▶ Given exercise: Across all the lines below, how many contain the string "Market"? Please reply with the number only.

▶ Recorded data:
■ ■ ■ ■

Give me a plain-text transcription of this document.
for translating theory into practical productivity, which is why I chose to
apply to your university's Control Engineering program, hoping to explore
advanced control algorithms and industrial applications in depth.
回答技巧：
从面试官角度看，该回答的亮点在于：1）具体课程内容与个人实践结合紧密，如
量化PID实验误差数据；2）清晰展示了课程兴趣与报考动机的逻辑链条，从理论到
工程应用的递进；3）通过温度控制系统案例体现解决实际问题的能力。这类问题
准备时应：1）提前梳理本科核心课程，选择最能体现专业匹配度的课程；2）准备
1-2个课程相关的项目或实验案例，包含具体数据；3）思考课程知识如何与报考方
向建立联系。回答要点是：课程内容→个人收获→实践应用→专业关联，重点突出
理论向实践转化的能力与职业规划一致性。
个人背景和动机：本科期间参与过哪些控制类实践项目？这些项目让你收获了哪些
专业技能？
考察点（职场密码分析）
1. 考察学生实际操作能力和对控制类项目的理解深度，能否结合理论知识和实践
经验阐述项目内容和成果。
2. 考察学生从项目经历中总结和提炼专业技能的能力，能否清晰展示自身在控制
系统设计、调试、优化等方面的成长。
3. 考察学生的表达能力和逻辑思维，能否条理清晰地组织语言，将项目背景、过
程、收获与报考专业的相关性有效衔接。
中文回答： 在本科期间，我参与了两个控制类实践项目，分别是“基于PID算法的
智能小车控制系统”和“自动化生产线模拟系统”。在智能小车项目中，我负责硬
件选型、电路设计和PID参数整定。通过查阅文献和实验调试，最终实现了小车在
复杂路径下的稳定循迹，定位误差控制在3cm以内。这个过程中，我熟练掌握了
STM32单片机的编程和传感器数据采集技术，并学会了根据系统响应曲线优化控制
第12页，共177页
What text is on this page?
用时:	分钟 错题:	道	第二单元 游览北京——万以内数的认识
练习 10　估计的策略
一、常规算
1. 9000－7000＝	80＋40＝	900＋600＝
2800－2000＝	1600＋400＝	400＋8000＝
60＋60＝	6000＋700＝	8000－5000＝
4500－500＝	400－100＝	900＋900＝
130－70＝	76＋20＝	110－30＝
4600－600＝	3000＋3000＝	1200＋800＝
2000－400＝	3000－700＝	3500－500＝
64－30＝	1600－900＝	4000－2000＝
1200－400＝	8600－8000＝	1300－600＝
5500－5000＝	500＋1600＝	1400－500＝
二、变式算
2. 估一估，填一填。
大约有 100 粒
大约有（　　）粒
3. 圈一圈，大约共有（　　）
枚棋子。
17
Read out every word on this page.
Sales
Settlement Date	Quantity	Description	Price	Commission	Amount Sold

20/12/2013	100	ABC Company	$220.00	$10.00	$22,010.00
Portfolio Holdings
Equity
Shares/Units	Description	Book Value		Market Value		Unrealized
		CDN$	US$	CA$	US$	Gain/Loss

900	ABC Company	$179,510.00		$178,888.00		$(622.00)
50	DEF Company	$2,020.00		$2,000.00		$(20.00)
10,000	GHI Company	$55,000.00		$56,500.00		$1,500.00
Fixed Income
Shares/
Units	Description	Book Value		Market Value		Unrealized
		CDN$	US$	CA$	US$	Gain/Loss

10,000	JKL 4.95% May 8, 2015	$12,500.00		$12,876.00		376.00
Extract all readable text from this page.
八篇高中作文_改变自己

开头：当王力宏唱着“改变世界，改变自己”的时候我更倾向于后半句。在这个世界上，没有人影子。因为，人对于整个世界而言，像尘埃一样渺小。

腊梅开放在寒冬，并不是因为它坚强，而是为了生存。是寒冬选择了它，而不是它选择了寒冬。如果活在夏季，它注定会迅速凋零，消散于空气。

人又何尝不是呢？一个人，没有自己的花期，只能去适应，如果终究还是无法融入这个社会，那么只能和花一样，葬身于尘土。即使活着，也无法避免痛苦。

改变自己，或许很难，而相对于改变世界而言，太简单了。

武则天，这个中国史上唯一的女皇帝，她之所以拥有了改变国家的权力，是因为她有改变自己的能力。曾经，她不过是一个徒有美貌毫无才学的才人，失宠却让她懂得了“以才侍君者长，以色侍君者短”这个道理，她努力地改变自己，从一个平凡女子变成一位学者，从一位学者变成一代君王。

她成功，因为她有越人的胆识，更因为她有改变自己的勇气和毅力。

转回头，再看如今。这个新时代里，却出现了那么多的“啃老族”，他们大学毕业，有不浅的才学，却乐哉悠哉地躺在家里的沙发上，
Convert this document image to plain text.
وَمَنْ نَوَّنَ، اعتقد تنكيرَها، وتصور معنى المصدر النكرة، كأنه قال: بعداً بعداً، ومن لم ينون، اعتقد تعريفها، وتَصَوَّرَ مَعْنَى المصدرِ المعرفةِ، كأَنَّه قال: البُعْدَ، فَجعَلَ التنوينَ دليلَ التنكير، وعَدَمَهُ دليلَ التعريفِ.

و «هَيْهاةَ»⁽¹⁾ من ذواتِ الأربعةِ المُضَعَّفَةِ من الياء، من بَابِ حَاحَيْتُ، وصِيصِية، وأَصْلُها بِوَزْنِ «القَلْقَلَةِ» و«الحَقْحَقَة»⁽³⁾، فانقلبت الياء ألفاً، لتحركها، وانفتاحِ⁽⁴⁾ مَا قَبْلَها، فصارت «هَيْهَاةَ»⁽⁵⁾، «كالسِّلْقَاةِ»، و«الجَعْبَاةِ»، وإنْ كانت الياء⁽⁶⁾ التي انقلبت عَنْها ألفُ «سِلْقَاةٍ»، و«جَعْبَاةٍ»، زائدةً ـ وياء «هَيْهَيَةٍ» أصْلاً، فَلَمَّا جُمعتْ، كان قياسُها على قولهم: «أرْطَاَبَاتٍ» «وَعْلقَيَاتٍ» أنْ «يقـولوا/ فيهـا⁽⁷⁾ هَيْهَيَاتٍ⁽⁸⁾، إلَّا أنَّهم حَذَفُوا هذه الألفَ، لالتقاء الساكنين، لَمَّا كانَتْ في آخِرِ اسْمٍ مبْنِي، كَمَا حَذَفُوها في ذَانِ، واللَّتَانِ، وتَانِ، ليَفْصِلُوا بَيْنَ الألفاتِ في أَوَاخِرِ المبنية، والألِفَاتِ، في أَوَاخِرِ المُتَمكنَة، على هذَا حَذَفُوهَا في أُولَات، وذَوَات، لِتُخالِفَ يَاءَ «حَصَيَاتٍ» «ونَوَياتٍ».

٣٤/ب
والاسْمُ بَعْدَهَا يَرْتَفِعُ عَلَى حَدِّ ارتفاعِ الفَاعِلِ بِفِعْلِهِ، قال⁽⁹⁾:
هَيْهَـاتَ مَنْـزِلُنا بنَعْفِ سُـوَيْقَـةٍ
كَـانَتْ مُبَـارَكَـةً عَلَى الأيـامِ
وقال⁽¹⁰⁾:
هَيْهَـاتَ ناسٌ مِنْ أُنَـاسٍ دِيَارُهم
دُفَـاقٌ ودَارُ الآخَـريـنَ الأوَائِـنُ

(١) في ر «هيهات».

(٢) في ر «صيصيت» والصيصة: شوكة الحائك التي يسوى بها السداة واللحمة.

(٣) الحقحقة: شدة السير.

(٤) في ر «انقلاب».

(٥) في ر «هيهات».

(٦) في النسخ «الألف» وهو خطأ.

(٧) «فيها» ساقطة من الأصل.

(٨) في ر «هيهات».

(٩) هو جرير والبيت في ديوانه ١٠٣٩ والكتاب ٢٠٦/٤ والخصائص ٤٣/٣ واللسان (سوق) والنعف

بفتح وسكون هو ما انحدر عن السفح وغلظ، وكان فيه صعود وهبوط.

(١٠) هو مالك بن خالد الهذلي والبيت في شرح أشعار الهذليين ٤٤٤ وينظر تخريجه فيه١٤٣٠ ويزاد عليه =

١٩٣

■ ■ ■ ■

▶ Written answer: 2